#### WHAT THE TASK ASKS
Which lines in the material below contain the word "Security"? Copy each of them.

┏━━

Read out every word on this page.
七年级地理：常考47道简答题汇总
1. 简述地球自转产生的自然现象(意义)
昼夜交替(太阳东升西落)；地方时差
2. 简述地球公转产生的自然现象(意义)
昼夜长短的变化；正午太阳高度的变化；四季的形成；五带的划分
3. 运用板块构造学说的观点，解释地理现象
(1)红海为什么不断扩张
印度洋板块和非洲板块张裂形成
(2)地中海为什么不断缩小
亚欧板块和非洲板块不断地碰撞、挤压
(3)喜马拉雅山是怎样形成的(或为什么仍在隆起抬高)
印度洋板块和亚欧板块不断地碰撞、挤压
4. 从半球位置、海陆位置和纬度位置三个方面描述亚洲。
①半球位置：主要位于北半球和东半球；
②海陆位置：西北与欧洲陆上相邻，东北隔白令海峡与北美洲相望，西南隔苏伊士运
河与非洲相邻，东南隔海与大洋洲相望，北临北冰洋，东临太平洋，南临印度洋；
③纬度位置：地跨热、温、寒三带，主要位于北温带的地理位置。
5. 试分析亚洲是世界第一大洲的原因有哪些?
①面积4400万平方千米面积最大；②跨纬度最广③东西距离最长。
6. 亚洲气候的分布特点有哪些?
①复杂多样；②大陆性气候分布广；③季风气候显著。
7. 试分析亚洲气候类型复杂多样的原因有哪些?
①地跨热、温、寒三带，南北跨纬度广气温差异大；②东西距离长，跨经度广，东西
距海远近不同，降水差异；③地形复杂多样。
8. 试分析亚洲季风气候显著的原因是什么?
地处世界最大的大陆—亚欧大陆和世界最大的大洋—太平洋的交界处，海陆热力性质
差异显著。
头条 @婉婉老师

┗━━
┏━━

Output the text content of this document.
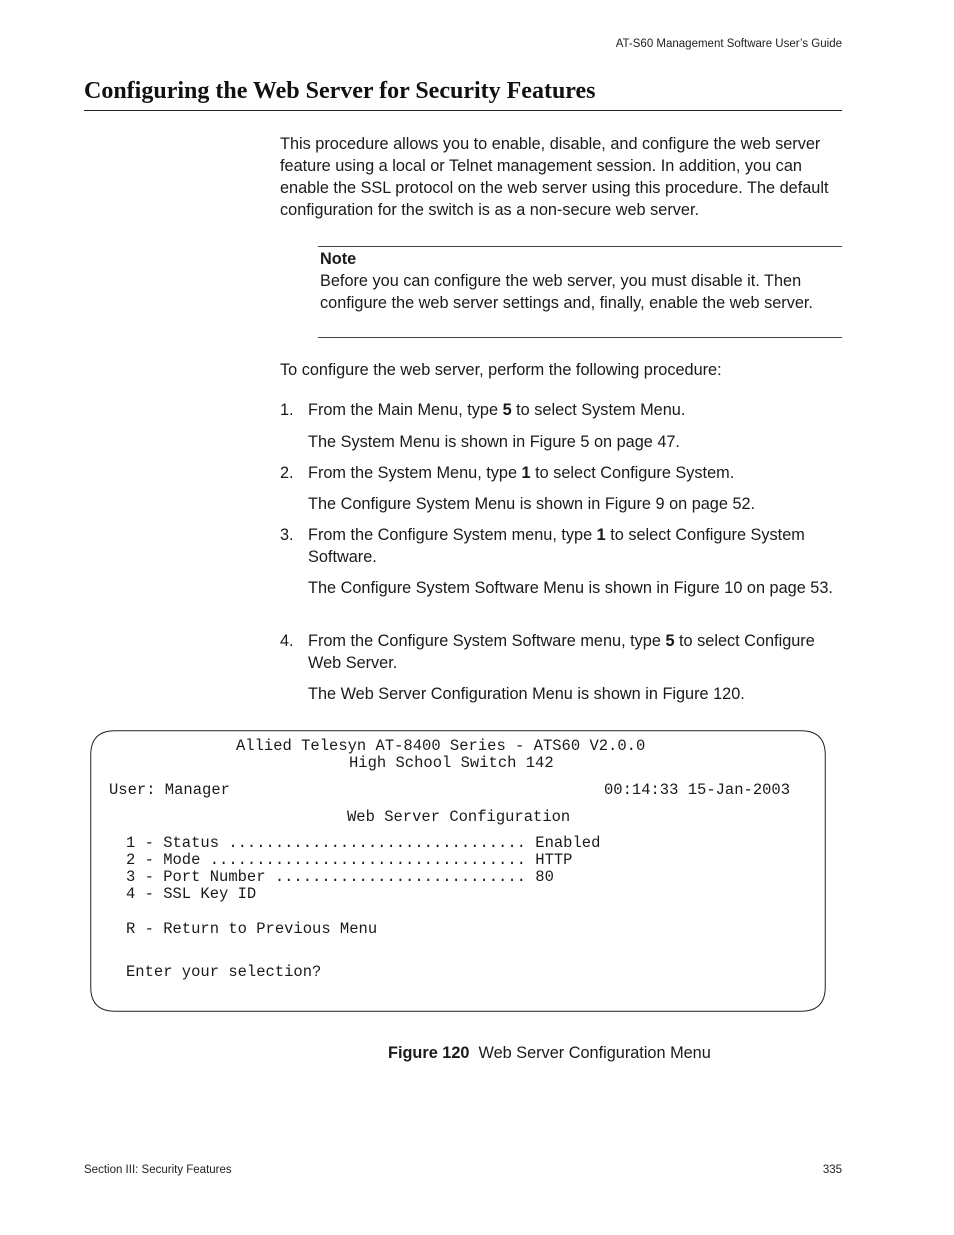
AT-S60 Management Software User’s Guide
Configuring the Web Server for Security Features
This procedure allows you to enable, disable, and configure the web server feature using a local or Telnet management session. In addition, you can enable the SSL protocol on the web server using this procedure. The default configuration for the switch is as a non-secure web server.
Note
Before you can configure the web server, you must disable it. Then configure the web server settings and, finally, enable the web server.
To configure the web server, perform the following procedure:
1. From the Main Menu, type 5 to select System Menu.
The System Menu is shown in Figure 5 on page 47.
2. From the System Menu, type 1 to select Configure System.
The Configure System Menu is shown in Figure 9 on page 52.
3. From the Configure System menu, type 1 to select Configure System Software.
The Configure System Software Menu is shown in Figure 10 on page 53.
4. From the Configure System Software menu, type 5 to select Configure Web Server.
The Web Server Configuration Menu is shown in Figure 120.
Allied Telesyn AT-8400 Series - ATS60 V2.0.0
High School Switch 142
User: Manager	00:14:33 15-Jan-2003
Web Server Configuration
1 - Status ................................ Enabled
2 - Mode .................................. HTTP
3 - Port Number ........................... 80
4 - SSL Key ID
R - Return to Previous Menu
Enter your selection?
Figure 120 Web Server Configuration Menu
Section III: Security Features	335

┗━━

#### RESULT BELOW
Configuring the Web Server for Security Features
Section III: Security Features	335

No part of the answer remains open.